_Exercise task_
Each of the entries should be retyped precisely as it appears.

_Information given_

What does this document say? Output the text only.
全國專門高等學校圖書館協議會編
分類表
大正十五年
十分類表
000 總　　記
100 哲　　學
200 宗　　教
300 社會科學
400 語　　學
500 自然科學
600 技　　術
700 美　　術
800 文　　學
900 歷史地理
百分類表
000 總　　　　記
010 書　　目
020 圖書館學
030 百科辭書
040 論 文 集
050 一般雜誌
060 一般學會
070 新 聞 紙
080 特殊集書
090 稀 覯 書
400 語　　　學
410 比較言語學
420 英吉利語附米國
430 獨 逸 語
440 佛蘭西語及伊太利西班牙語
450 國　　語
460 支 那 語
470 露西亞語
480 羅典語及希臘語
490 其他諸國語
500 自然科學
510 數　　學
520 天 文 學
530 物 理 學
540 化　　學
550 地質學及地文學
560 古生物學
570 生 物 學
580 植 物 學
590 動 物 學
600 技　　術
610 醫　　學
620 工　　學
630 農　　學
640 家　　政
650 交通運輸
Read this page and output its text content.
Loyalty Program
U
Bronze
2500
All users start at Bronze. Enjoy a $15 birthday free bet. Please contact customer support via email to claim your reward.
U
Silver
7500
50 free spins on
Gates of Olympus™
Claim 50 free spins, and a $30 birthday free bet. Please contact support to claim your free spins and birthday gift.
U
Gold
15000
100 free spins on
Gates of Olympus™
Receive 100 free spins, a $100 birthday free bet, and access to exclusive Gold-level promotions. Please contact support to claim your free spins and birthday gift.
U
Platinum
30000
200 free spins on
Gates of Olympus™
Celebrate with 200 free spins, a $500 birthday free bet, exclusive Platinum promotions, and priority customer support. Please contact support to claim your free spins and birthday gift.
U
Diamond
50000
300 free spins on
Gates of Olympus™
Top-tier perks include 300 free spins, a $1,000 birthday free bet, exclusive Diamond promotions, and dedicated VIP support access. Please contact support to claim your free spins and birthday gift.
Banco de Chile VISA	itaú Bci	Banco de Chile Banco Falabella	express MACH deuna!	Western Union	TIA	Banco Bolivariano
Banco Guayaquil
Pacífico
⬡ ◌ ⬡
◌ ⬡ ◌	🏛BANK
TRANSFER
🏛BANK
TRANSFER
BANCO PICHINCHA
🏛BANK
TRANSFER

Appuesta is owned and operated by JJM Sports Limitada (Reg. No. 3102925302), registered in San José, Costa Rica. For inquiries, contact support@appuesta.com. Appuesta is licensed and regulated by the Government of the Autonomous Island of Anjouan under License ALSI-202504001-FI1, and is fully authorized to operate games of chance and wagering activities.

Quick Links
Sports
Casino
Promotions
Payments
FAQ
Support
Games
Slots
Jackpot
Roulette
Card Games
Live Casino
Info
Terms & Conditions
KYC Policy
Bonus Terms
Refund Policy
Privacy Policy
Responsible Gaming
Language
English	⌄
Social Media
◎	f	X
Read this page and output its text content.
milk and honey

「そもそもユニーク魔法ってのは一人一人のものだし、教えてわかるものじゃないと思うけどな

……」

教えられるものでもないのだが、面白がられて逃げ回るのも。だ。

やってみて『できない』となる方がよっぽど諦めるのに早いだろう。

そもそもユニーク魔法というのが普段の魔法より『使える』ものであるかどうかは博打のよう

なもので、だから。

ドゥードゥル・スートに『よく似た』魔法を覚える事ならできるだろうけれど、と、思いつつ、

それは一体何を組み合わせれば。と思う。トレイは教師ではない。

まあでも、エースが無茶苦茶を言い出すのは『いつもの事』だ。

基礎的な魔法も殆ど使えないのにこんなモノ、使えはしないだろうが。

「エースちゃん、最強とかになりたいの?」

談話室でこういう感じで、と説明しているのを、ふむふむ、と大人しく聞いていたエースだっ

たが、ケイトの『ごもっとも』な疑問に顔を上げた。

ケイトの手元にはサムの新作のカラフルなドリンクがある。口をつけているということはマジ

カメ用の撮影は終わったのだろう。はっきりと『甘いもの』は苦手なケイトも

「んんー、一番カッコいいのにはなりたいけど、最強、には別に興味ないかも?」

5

_Result of this exercise_
What does this document say? Output the text only.
全國專門高等學校圖書館協議會編
分類表
大正十五年
十分類表
000 總　　記
100 哲　　學
200 宗　　教
300 社會科學
400 語　　學
500 自然科學
600 技　　術
700 美　　術
800 文　　學
900 歷史地理
百分類表
000 總　　　　記
010 書　　目
020 圖書館學
030 百科辭書
040 論 文 集
050 一般雜誌
060 一般學會
070 新 聞 紙
080 特殊集書
090 稀 覯 書
400 語　　　學
410 比較言語學
420 英吉利語附米國
430 獨 逸 語
440 佛蘭西語及伊太利西班牙語
450 國　　語
460 支 那 語
470 露西亞語
480 羅典語及希臘語
490 其他諸國語
500 自然科學
510 數　　學
520 天 文 學
530 物 理 學
540 化　　學
550 地質學及地文學
560 古生物學
570 生 物 學
580 植 物 學
590 動 物 學
600 技　　術
610 醫　　學
620 工　　學
630 農　　學
640 家　　政
650 交通運輸
Read this page and output its text content.
Loyalty Program
U
Bronze
2500
All users start at Bronze. Enjoy a $15 birthday free bet. Please contact customer support via email to claim your reward.
U
Silver
7500
50 free spins on
Gates of Olympus™
Claim 50 free spins, and a $30 birthday free bet. Please contact support to claim your free spins and birthday gift.
U
Gold
15000
100 free spins on
Gates of Olympus™
Receive 100 free spins, a $100 birthday free bet, and access to exclusive Gold-level promotions. Please contact support to claim your free spins and birthday gift.
U
Platinum
30000
200 free spins on
Gates of Olympus™
Celebrate with 200 free spins, a $500 birthday free bet, exclusive Platinum promotions, and priority customer support. Please contact support to claim your free spins and birthday gift.
U
Diamond
50000
300 free spins on
Gates of Olympus™
Top-tier perks include 300 free spins, a $1,000 birthday free bet, exclusive Diamond promotions, and dedicated VIP support access. Please contact support to claim your free spins and birthday gift.
Banco de Chile VISA	itaú Bci	Banco de Chile Banco Falabella	express MACH deuna!	Western Union	TIA	Banco Bolivariano
Banco Guayaquil
Pacífico
⬡ ◌ ⬡
◌ ⬡ ◌	🏛BANK
TRANSFER
🏛BANK
TRANSFER
BANCO PICHINCHA
🏛BANK
TRANSFER

Appuesta is owned and operated by JJM Sports Limitada (Reg. No. 3102925302), registered in San José, Costa Rica. For inquiries, contact support@appuesta.com. Appuesta is licensed and regulated by the Government of the Autonomous Island of Anjouan under License ALSI-202504001-FI1, and is fully authorized to operate games of chance and wagering activities.

Quick Links
Sports
Casino
Promotions
Payments
FAQ
Support
Games
Slots
Jackpot
Roulette
Card Games
Live Casino
Info
Terms & Conditions
KYC Policy
Bonus Terms
Refund Policy
Privacy Policy
Responsible Gaming
Language
English	⌄
Social Media
◎	f	X
Read this page and output its text content.
milk and honey

「そもそもユニーク魔法ってのは一人一人のものだし、教えてわかるものじゃないと思うけどな

……」

教えられるものでもないのだが、面白がられて逃げ回るのも。だ。

やってみて『できない』となる方がよっぽど諦めるのに早いだろう。

そもそもユニーク魔法というのが普段の魔法より『使える』ものであるかどうかは博打のよう

なもので、だから。

ドゥードゥル・スートに『よく似た』魔法を覚える事ならできるだろうけれど、と、思いつつ、

それは一体何を組み合わせれば。と思う。トレイは教師ではない。

まあでも、エースが無茶苦茶を言い出すのは『いつもの事』だ。

基礎的な魔法も殆ど使えないのにこんなモノ、使えはしないだろうが。

「エースちゃん、最強とかになりたいの?」

談話室でこういう感じで、と説明しているのを、ふむふむ、と大人しく聞いていたエースだっ

たが、ケイトの『ごもっとも』な疑問に顔を上げた。

ケイトの手元にはサムの新作のカラフルなドリンクがある。口をつけているということはマジ

カメ用の撮影は終わったのだろう。はっきりと『甘いもの』は苦手なケイトも

「んんー、一番カッコいいのにはなりたいけど、最強、には別に興味ないかも?」

5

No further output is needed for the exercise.